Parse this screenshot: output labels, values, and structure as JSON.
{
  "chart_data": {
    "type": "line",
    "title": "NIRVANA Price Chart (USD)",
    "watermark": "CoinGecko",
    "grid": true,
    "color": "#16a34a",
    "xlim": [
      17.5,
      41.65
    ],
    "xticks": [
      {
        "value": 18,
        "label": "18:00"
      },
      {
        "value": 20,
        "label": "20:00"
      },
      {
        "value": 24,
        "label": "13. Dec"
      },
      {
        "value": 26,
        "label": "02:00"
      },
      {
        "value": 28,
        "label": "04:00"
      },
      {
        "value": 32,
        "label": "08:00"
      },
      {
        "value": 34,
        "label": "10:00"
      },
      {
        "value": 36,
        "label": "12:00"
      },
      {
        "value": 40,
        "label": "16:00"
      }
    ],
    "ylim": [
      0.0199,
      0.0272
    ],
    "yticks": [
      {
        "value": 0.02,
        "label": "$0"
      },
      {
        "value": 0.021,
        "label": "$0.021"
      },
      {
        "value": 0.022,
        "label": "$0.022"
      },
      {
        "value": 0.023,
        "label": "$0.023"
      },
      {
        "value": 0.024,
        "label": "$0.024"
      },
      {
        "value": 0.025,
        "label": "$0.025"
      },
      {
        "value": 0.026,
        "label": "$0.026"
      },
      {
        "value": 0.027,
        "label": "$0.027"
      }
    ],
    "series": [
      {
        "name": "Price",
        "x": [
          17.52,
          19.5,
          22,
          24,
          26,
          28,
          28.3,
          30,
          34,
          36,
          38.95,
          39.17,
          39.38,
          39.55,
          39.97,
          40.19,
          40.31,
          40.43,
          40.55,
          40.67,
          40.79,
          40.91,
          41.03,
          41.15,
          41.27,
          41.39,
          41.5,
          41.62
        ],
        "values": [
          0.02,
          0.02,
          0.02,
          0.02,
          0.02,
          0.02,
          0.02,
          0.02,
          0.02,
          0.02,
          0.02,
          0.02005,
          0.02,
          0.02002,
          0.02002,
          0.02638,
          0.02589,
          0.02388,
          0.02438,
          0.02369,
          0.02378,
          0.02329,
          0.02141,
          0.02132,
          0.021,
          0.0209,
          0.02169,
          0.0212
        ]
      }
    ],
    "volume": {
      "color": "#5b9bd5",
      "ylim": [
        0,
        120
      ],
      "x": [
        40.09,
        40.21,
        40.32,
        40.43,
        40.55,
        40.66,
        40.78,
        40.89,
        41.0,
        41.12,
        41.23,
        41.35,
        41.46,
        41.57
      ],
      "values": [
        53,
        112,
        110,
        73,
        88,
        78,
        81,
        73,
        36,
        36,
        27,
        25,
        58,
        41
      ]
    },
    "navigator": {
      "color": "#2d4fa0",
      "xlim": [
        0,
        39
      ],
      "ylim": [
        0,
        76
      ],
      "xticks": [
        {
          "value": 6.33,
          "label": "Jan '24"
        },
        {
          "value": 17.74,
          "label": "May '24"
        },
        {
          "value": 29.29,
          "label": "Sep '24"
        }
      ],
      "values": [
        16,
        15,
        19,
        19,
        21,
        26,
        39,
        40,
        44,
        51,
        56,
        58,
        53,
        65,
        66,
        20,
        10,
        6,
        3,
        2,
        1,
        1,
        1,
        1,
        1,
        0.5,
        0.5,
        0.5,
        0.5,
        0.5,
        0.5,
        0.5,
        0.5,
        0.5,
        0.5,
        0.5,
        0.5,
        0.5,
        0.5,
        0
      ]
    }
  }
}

------------------------

Goal >>
Extract the complete listing verbatim.

Answer to the problem >>
Parse this screenshot: output labels, values, and structure as JSON.
{
  "chart_data": {
    "type": "line",
    "title": "NIRVANA Price Chart (USD)",
    "watermark": "CoinGecko",
    "grid": true,
    "color": "#16a34a",
    "xlim": [
      17.5,
      41.65
    ],
    "xticks": [
      {
        "value": 18,
        "label": "18:00"
      },
      {
        "value": 20,
        "label": "20:00"
      },
      {
        "value": 24,
        "label": "13. Dec"
      },
      {
        "value": 26,
        "label": "02:00"
      },
      {
        "value": 28,
        "label": "04:00"
      },
      {
        "value": 32,
        "label": "08:00"
      },
      {
        "value": 34,
        "label": "10:00"
      },
      {
        "value": 36,
        "label": "12:00"
      },
      {
        "value": 40,
        "label": "16:00"
      }
    ],
    "ylim": [
      0.0199,
      0.0272
    ],
    "yticks": [
      {
        "value": 0.02,
        "label": "$0"
      },
      {
        "value": 0.021,
        "label": "$0.021"
      },
      {
        "value": 0.022,
        "label": "$0.022"
      },
      {
        "value": 0.023,
        "label": "$0.023"
      },
      {
        "value": 0.024,
        "label": "$0.024"
      },
      {
        "value": 0.025,
        "label": "$0.025"
      },
      {
        "value": 0.026,
        "label": "$0.026"
      },
      {
        "value": 0.027,
        "label": "$0.027"
      }
    ],
    "series": [
      {
        "name": "Price",
        "x": [
          17.52,
          19.5,
          22,
          24,
          26,
          28,
          28.3,
          30,
          34,
          36,
          38.95,
          39.17,
          39.38,
          39.55,
          39.97,
          40.19,
          40.31,
          40.43,
          40.55,
          40.67,
          40.79,
          40.91,
          41.03,
          41.15,
          41.27,
          41.39,
          41.5,
          41.62
        ],
        "values": [
          0.02,
          0.02,
          0.02,
          0.02,
          0.02,
          0.02,
          0.02,
          0.02,
          0.02,
          0.02,
          0.02,
          0.02005,
          0.02,
          0.02002,
          0.02002,
          0.02638,
          0.02589,
          0.02388,
          0.02438,
          0.02369,
          0.02378,
          0.02329,
          0.02141,
          0.02132,
          0.021,
          0.0209,
          0.02169,
          0.0212
        ]
      }
    ],
    "volume": {
      "color": "#5b9bd5",
      "ylim": [
        0,
        120
      ],
      "x": [
        40.09,
        40.21,
        40.32,
        40.43,
        40.55,
        40.66,
        40.78,
        40.89,
        41.0,
        41.12,
        41.23,
        41.35,
        41.46,
        41.57
      ],
      "values": [
        53,
        112,
        110,
        73,
        88,
        78,
        81,
        73,
        36,
        36,
        27,
        25,
        58,
        41
      ]
    },
    "navigator": {
      "color": "#2d4fa0",
      "xlim": [
        0,
        39
      ],
      "ylim": [
        0,
        76
      ],
      "xticks": [
        {
          "value": 6.33,
          "label": "Jan '24"
        },
        {
          "value": 17.74,
          "label": "May '24"
        },
        {
          "value": 29.29,
          "label": "Sep '24"
        }
      ],
      "values": [
        16,
        15,
        19,
        19,
        21,
        26,
        39,
        40,
        44,
        51,
        56,
        58,
        53,
        65,
        66,
        20,
        10,
        6,
        3,
        2,
        1,
        1,
        1,
        1,
        1,
        0.5,
        0.5,
        0.5,
        0.5,
        0.5,
        0.5,
        0.5,
        0.5,
        0.5,
        0.5,
        0.5,
        0.5,
        0.5,
        0.5,
        0
      ]
    }
  }
}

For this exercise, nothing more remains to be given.